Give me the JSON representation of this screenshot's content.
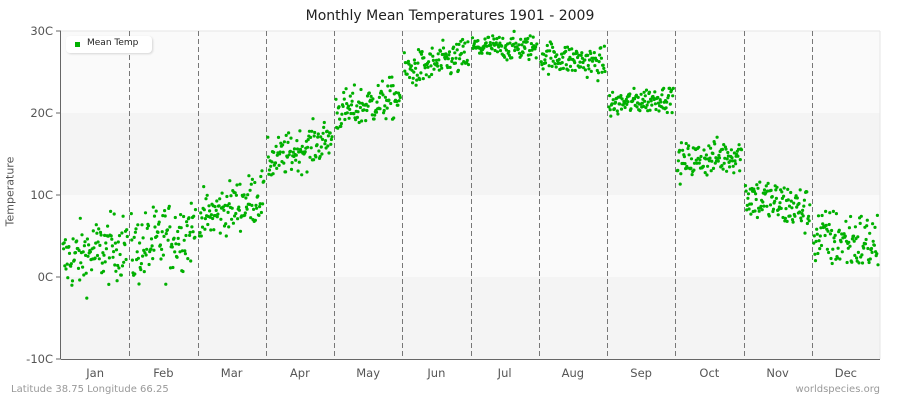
{
  "title": "Monthly Mean Temperatures 1901 - 2009",
  "y_axis_label": "Temperature",
  "footer": {
    "location": "Latitude 38.75 Longitude 66.25",
    "source": "worldspecies.org"
  },
  "legend": {
    "label": "Mean Temp",
    "color": "#00b000"
  },
  "colors": {
    "point": "#00b000",
    "band_light": "#fafafa",
    "band_dark": "#f4f4f4",
    "grid_dash": "#777777",
    "axis": "#666666"
  },
  "chart_data": {
    "type": "scatter",
    "title": "Monthly Mean Temperatures 1901 - 2009",
    "xlabel": "",
    "ylabel": "Temperature",
    "ylim": [
      -10,
      30
    ],
    "y_ticks": [
      "-10C",
      "0C",
      "10C",
      "20C",
      "30C"
    ],
    "y_tick_values": [
      -10,
      0,
      10,
      20,
      30
    ],
    "categories": [
      "Jan",
      "Feb",
      "Mar",
      "Apr",
      "May",
      "Jun",
      "Jul",
      "Aug",
      "Sep",
      "Oct",
      "Nov",
      "Dec"
    ],
    "legend": [
      "Mean Temp"
    ],
    "legend_position": "top-left",
    "grid": "vertical dashed month separators, horizontal alternating bands",
    "points_per_month": 109,
    "series": [
      {
        "name": "Mean Temp",
        "monthly_mean": [
          3,
          4,
          9,
          16,
          21,
          26,
          28,
          26,
          21,
          14,
          9,
          4
        ],
        "monthly_min": [
          -5,
          -5,
          5,
          12,
          17,
          22,
          25,
          23,
          18,
          11,
          4,
          -4
        ],
        "monthly_max": [
          8,
          9,
          15,
          20,
          25,
          29,
          30,
          29,
          23,
          18,
          13,
          8
        ],
        "monthly_trend_start": [
          2,
          3,
          7,
          14,
          20,
          25,
          28,
          27,
          21,
          14,
          10,
          5
        ],
        "monthly_trend_end": [
          4,
          6,
          10,
          17,
          22,
          27,
          28,
          26,
          22,
          15,
          8,
          4
        ]
      }
    ]
  }
}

__What is being asked__.
Leave out the pictures and transcribe everything else exactly.

__Finished answer__.
Give me the JSON representation of this screenshot's content.
{
  "title": "Monthly Mean Temperatures 1901 - 2009",
  "y_axis_label": "Temperature",
  "footer": {
    "location": "Latitude 38.75 Longitude 66.25",
    "source": "worldspecies.org"
  },
  "legend": {
    "label": "Mean Temp",
    "color": "#00b000"
  },
  "colors": {
    "point": "#00b000",
    "band_light": "#fafafa",
    "band_dark": "#f4f4f4",
    "grid_dash": "#777777",
    "axis": "#666666"
  },
  "chart_data": {
    "type": "scatter",
    "title": "Monthly Mean Temperatures 1901 - 2009",
    "xlabel": "",
    "ylabel": "Temperature",
    "ylim": [
      -10,
      30
    ],
    "y_ticks": [
      "-10C",
      "0C",
      "10C",
      "20C",
      "30C"
    ],
    "y_tick_values": [
      -10,
      0,
      10,
      20,
      30
    ],
    "categories": [
      "Jan",
      "Feb",
      "Mar",
      "Apr",
      "May",
      "Jun",
      "Jul",
      "Aug",
      "Sep",
      "Oct",
      "Nov",
      "Dec"
    ],
    "legend": [
      "Mean Temp"
    ],
    "legend_position": "top-left",
    "grid": "vertical dashed month separators, horizontal alternating bands",
    "points_per_month": 109,
    "series": [
      {
        "name": "Mean Temp",
        "monthly_mean": [
          3,
          4,
          9,
          16,
          21,
          26,
          28,
          26,
          21,
          14,
          9,
          4
        ],
        "monthly_min": [
          -5,
          -5,
          5,
          12,
          17,
          22,
          25,
          23,
          18,
          11,
          4,
          -4
        ],
        "monthly_max": [
          8,
          9,
          15,
          20,
          25,
          29,
          30,
          29,
          23,
          18,
          13,
          8
        ],
        "monthly_trend_start": [
          2,
          3,
          7,
          14,
          20,
          25,
          28,
          27,
          21,
          14,
          10,
          5
        ],
        "monthly_trend_end": [
          4,
          6,
          10,
          17,
          22,
          27,
          28,
          26,
          22,
          15,
          8,
          4
        ]
      }
    ]
  }
}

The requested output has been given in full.